Selected text ▸

# # #

And location is clearly primordial in importance to the convenience sector. Particularly as the group is the market leader in Sweden and in Norway, this can often mean that one of its stores is located opposite another in the group that’s branded under a different fascia, for example a 7-Eleven and a Narvesen. “We need to be where most people are, so we are shutting and opening new stores all the time,” says Reitan.

“I have never had a stronger belief in [the] convenience [sector],” he continues. “The working population is growing and there are more people on the move going to and from school and work and so on. All the major cities are finding they need to expand their public transport networks. These are golden opportunities for us; our most profitable stores are near major transport hubs and stations.”

Impulse buying options are critical

The Reitan Group’s convenience concept is to specialise in impulse purchasing. “I believe that in the battle of the convenience channel versus the supermarket channel, the convenience channel will grow the most as long as we constantly innovate and come up with impulse products that are not necessarily what can be ordered on the internet and provided we continue to have the best locations.

“A lot of companies are afraid that online shopping and the Internet will threaten their business, but that is why we specialise in impulse; you cannot order a hotdog over the internet.”

Far from feeling threatened, the Reitan Group has also been quick to embrace the opportunities the online shopping boom offers, such as offering parcel pick-up services from its outlets.

Of course, the convenience business within Reitan’s operation is in a strong position in this regard because it has access to all the data pertaining to its supermarket business. “We learn from each other and we need to compete with each other as well,” says Reitan, whose elder brother Ole Robert heads up the supermarket business at the group.

# # #

Instruction 1 ▸
Answer these questions from the Reitan Group text:
(a) Which two stores are given as an example of group outlets under different fascias standing opposite each other?
(b) Where are the group's most profitable stores located?
(c) Who heads up the group's supermarket business?
Instruction 2 ▸ In the entries, copy the lines from the one containing "Point bbox=[111, 669, 134, 683]" up to and including the one containing "Point bbox=[128, 751, 150, 765]", changing nothing.

# # #

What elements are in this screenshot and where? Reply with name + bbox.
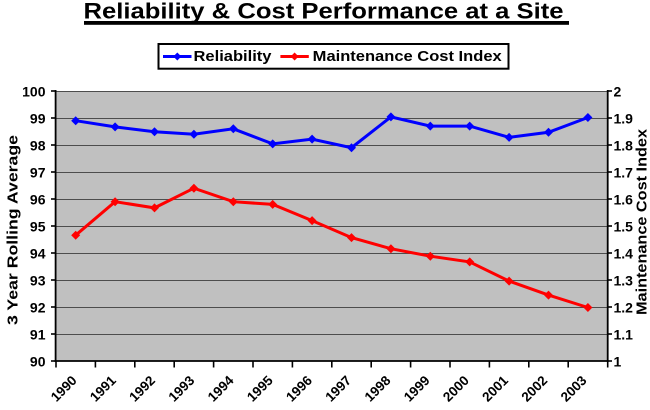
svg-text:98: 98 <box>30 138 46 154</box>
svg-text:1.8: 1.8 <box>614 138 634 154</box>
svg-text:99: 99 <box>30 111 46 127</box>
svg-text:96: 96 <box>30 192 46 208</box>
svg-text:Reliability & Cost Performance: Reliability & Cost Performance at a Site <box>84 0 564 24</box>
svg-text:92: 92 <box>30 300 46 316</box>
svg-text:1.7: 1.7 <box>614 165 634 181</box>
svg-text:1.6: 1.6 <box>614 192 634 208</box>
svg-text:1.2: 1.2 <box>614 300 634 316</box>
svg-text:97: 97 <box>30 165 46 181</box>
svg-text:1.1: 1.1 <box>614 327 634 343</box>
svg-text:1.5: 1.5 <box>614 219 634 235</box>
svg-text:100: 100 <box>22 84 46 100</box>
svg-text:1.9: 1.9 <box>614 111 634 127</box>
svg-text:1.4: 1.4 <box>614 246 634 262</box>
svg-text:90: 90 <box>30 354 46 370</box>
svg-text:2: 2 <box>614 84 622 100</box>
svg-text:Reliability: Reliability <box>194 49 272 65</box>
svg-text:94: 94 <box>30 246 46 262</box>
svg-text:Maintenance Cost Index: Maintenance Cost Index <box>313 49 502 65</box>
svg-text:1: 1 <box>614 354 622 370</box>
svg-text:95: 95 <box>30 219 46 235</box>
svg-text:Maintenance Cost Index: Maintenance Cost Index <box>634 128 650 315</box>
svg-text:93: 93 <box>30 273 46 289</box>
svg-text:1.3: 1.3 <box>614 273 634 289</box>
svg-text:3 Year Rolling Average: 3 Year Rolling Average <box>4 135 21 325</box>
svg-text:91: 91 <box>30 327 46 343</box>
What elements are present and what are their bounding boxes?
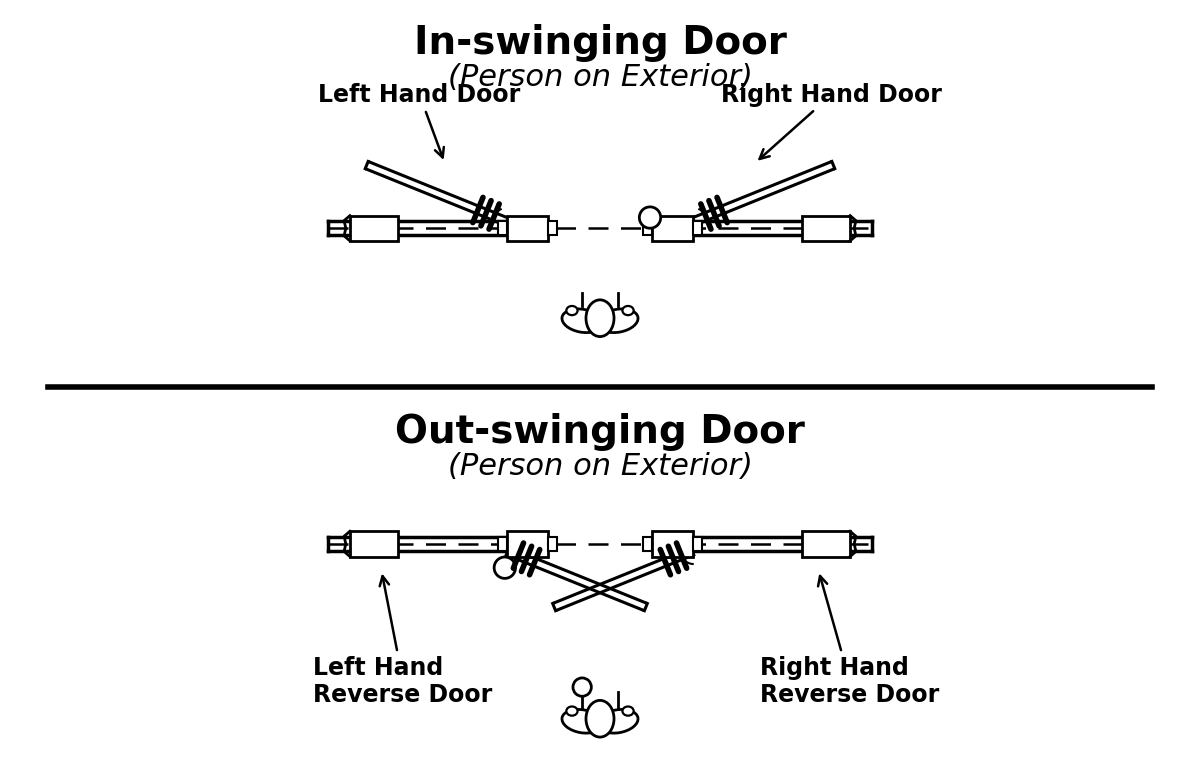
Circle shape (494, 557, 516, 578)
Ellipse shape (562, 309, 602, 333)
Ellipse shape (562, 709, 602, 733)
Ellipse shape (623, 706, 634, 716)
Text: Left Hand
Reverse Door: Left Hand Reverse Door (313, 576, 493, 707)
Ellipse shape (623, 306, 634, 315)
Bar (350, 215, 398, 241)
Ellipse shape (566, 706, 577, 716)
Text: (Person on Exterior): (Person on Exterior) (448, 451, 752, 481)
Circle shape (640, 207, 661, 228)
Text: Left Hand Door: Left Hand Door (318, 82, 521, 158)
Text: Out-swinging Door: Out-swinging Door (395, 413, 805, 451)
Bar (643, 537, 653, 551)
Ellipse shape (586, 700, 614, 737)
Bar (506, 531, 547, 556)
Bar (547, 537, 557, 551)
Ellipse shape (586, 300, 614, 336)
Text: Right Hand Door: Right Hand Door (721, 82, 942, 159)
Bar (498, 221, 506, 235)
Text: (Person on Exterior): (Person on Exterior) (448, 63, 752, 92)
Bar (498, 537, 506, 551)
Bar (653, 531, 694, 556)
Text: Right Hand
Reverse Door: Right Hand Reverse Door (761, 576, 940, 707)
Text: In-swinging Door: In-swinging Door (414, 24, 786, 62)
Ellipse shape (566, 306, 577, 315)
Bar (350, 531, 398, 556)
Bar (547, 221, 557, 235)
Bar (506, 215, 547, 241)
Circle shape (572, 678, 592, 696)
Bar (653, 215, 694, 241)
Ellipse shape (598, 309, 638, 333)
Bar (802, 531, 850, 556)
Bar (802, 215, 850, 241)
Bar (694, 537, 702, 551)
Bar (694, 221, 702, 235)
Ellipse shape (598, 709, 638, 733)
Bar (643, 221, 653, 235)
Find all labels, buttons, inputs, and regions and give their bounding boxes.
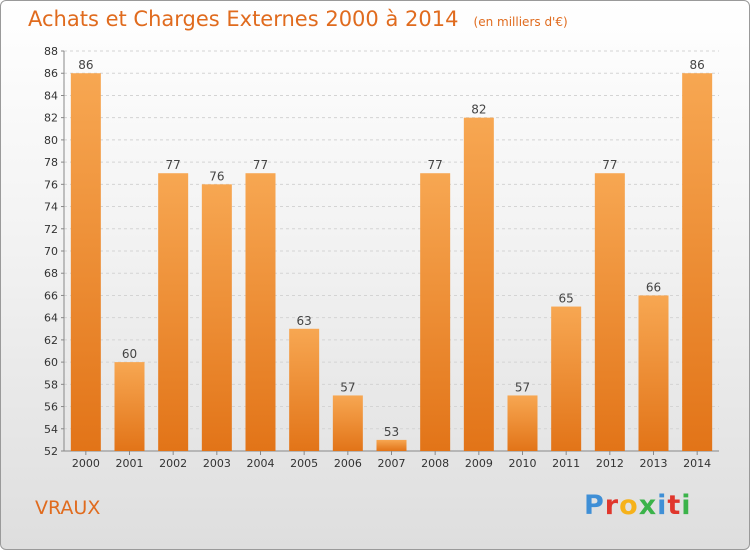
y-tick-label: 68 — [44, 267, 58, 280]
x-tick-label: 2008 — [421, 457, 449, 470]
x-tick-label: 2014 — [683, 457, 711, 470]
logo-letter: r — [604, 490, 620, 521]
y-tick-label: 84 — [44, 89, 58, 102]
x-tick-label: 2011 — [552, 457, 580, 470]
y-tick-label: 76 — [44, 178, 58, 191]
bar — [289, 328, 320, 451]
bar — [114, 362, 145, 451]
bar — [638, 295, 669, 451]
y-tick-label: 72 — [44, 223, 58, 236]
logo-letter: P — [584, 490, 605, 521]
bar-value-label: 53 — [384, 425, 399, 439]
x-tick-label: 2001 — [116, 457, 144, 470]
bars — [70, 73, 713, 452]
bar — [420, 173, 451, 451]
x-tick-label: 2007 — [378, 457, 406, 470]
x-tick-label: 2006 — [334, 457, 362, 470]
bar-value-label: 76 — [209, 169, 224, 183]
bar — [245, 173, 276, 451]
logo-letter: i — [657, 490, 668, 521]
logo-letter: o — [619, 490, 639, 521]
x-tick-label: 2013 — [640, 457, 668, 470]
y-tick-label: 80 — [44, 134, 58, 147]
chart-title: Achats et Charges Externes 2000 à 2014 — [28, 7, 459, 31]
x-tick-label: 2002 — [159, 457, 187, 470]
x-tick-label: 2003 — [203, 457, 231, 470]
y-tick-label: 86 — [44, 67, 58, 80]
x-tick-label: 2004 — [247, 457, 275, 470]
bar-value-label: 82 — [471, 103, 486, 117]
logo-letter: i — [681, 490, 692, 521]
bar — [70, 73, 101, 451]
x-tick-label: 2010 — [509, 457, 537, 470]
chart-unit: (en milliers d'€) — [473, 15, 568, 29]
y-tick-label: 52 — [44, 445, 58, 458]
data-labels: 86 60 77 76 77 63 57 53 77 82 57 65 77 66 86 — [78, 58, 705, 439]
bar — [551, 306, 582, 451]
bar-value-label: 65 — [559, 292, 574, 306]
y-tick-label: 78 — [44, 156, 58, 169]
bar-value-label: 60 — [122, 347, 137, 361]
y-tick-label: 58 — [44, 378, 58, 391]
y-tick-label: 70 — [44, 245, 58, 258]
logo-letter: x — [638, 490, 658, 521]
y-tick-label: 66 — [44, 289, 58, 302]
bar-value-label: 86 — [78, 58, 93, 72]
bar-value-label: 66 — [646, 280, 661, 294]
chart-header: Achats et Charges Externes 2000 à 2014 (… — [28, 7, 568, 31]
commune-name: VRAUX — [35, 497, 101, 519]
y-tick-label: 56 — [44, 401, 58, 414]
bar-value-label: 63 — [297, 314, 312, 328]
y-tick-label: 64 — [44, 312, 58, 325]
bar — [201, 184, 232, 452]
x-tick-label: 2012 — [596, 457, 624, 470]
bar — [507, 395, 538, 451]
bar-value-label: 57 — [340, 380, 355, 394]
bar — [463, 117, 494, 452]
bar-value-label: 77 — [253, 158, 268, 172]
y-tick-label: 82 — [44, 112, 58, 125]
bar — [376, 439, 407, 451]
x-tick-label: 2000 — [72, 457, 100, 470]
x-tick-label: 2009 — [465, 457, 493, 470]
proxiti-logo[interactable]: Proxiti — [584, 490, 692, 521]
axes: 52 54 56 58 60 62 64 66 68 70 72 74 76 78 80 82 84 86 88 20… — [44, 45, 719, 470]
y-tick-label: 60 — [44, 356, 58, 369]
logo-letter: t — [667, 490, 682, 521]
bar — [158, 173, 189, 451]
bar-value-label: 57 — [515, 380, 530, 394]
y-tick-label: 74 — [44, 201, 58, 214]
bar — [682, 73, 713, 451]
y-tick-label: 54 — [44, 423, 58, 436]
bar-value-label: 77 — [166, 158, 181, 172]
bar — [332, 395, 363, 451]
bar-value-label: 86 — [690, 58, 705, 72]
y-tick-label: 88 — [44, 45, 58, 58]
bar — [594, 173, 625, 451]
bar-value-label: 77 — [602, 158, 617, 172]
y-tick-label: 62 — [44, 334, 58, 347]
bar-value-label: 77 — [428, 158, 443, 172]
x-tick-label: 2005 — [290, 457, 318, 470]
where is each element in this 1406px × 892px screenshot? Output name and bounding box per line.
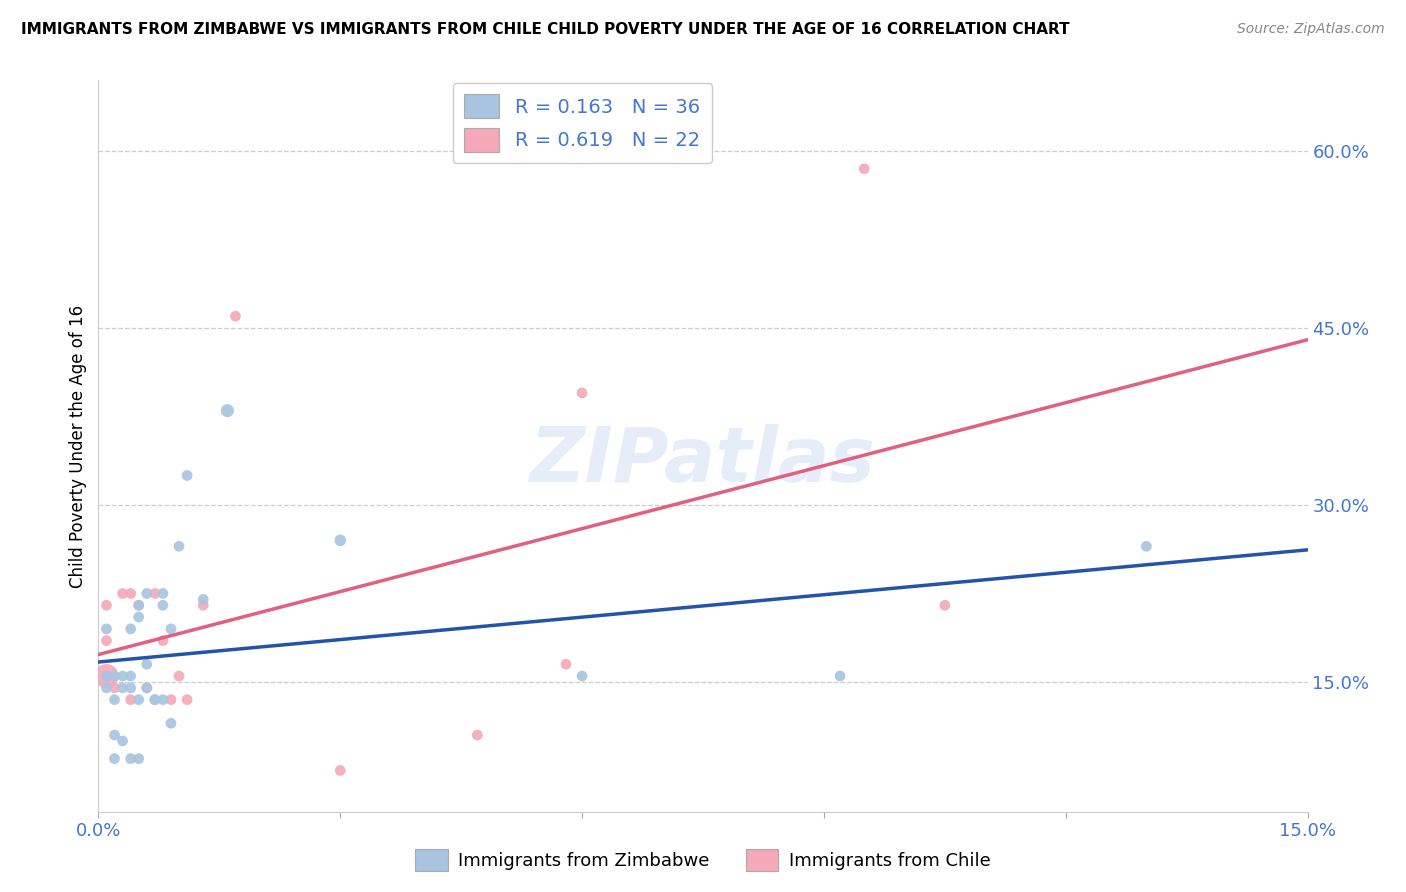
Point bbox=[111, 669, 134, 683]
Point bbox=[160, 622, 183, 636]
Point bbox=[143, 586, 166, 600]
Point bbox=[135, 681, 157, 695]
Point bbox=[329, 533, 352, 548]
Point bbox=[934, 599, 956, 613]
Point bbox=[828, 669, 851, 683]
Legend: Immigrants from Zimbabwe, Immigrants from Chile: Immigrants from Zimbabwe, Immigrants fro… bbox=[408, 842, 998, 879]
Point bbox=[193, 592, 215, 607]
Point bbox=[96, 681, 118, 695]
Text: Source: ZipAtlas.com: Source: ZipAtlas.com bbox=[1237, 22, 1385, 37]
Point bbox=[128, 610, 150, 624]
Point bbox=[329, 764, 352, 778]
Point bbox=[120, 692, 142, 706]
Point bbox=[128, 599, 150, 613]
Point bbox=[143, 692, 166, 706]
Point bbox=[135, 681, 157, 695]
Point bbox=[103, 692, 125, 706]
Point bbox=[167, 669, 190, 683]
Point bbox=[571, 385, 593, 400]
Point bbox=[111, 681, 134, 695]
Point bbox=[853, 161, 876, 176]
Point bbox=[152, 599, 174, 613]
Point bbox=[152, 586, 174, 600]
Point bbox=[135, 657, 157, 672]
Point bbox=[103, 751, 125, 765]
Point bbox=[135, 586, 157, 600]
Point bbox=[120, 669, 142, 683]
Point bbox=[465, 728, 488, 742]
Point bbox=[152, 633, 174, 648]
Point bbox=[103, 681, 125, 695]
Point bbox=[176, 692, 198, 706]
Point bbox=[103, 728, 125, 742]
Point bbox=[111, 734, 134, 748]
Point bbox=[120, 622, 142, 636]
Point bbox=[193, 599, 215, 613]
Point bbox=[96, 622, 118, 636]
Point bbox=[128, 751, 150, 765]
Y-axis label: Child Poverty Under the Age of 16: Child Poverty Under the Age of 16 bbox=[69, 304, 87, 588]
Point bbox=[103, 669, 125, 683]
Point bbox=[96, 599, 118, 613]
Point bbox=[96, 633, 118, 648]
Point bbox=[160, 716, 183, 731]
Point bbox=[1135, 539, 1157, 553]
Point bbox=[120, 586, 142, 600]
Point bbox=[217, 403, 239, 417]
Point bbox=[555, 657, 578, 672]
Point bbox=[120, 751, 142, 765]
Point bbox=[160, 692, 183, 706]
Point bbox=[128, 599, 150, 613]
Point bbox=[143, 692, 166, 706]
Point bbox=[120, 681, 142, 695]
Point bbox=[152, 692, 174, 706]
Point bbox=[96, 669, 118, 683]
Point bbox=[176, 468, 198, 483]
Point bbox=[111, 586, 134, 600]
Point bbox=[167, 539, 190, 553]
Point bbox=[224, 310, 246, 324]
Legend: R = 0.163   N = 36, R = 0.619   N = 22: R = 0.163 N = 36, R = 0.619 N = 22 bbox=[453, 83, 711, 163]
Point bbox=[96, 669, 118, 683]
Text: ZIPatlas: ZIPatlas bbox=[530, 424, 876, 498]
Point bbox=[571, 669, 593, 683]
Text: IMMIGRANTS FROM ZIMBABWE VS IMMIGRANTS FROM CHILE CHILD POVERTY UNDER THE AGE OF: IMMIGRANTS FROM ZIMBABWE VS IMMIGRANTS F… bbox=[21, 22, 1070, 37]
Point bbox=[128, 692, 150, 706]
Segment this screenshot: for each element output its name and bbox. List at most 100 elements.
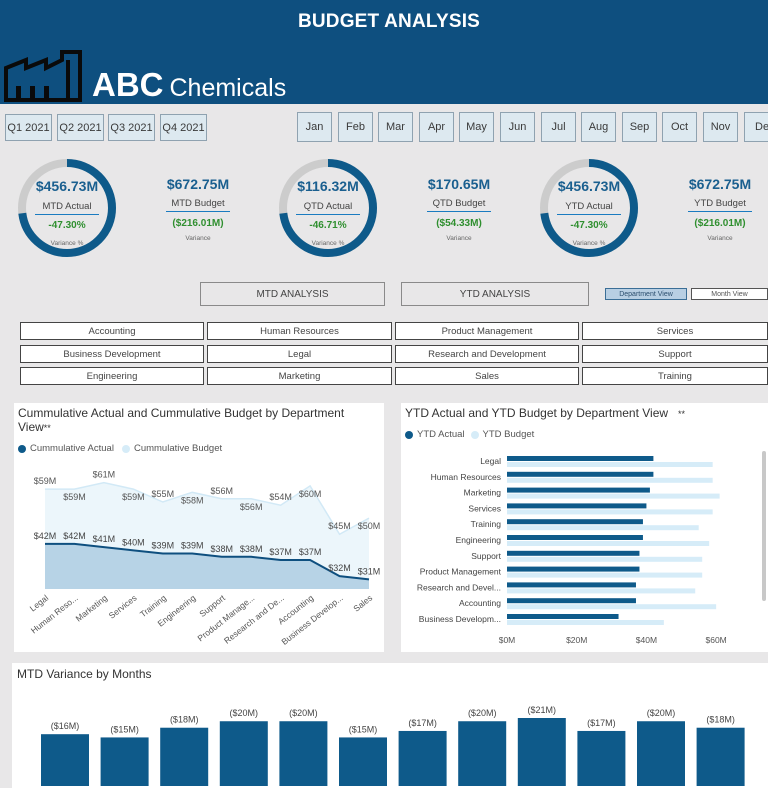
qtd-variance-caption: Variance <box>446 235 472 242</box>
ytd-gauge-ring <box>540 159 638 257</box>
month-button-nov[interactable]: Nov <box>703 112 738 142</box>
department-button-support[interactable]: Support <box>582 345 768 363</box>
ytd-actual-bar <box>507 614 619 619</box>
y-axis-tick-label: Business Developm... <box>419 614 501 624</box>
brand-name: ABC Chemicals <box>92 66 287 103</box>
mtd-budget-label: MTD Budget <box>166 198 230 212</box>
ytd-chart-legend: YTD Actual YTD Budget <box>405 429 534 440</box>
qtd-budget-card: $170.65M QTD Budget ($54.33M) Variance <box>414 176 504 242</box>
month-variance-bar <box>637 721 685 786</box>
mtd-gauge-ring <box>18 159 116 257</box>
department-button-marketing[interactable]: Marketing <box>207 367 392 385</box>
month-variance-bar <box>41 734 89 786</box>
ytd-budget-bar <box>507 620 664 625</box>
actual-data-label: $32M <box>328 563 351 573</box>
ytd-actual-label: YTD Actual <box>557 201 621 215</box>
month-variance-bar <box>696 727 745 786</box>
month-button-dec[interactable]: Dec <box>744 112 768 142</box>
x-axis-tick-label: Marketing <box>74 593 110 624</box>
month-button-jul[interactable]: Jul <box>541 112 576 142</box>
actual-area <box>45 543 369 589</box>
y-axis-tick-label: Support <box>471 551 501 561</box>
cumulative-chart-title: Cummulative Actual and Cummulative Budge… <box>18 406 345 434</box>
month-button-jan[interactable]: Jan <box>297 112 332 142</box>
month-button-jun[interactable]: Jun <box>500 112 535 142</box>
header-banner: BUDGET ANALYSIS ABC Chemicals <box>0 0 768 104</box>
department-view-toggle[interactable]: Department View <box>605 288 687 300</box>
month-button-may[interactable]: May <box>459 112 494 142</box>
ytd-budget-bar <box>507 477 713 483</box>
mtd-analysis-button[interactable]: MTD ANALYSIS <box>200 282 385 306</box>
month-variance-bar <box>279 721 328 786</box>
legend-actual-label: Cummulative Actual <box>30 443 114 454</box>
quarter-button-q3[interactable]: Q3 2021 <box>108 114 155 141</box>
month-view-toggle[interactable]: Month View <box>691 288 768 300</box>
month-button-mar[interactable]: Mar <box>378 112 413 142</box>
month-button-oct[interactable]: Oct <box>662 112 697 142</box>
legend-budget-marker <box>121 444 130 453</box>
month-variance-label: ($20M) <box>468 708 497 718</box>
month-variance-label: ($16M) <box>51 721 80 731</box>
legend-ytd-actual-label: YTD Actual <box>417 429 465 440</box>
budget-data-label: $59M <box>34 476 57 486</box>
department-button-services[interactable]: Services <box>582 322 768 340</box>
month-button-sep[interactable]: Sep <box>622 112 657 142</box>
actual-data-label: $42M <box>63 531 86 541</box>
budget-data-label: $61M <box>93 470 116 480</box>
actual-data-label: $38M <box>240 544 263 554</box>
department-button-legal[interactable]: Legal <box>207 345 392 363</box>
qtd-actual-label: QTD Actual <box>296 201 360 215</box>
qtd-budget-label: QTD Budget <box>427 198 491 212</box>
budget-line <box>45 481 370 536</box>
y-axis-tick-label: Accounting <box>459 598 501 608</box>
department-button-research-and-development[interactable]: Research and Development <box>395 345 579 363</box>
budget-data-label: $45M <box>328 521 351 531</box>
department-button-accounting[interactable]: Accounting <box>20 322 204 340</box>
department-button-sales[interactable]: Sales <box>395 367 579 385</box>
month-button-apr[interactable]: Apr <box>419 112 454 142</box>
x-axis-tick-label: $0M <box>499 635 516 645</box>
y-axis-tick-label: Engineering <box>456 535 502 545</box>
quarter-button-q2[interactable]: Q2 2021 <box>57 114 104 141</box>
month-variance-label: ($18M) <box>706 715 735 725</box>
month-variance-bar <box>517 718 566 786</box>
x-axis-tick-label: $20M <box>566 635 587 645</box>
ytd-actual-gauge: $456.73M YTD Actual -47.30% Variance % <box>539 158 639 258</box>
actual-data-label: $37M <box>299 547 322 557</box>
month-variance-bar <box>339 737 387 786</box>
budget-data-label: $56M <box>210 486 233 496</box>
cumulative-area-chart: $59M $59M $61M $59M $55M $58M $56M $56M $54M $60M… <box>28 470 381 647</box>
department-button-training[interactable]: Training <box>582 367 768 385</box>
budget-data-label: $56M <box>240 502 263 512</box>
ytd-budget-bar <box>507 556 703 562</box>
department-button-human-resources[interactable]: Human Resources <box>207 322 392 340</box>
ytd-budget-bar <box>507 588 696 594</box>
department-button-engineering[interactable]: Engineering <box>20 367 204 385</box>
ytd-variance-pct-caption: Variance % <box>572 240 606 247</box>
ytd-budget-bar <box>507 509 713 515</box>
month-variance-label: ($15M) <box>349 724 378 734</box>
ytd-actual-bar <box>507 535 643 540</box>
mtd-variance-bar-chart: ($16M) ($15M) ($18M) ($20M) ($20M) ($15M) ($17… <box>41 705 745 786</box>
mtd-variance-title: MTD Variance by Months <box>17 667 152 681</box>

# # #

Output 1 ▸
(a) A 7-Eleven and a Narvesen.
(b) Near major transport hubs and stations.
(c) Reitan's elder brother, Ole Robert.

Output 2 ▸
Point bbox=[111, 669, 134, 683]
Point bbox=[160, 622, 183, 636]
Point bbox=[143, 586, 166, 600]
Point bbox=[135, 681, 157, 695]
Point bbox=[329, 533, 352, 548]
Point bbox=[934, 599, 956, 613]
Point bbox=[828, 669, 851, 683]
Legend: Immigrants from Zimbabwe, Immigrants from Chile: Immigrants from Zimbabwe, Immigrants fro… bbox=[408, 842, 998, 879]
Point bbox=[193, 592, 215, 607]
Point bbox=[96, 681, 118, 695]
Text: Source: ZipAtlas.com: Source: ZipAtlas.com bbox=[1237, 22, 1385, 37]
Point bbox=[128, 610, 150, 624]
Point bbox=[329, 764, 352, 778]
Point bbox=[120, 692, 142, 706]
Point bbox=[128, 599, 150, 613]
Point bbox=[143, 692, 166, 706]
Point bbox=[135, 681, 157, 695]
Point bbox=[103, 692, 125, 706]
Point bbox=[167, 669, 190, 683]
Point bbox=[571, 385, 593, 400]
Point bbox=[111, 681, 134, 695]
Point bbox=[853, 161, 876, 176]
Point bbox=[152, 599, 174, 613]
Point bbox=[152, 586, 174, 600]
Point bbox=[135, 657, 157, 672]
Point bbox=[103, 751, 125, 765]
Point bbox=[135, 586, 157, 600]
Point bbox=[120, 669, 142, 683]
Point bbox=[465, 728, 488, 742]
Point bbox=[152, 633, 174, 648]
Point bbox=[103, 681, 125, 695]
Point bbox=[176, 692, 198, 706]
Point bbox=[103, 728, 125, 742]
Point bbox=[111, 734, 134, 748]
Point bbox=[120, 622, 142, 636]
Point bbox=[193, 599, 215, 613]
Point bbox=[96, 622, 118, 636]
Point bbox=[128, 751, 150, 765]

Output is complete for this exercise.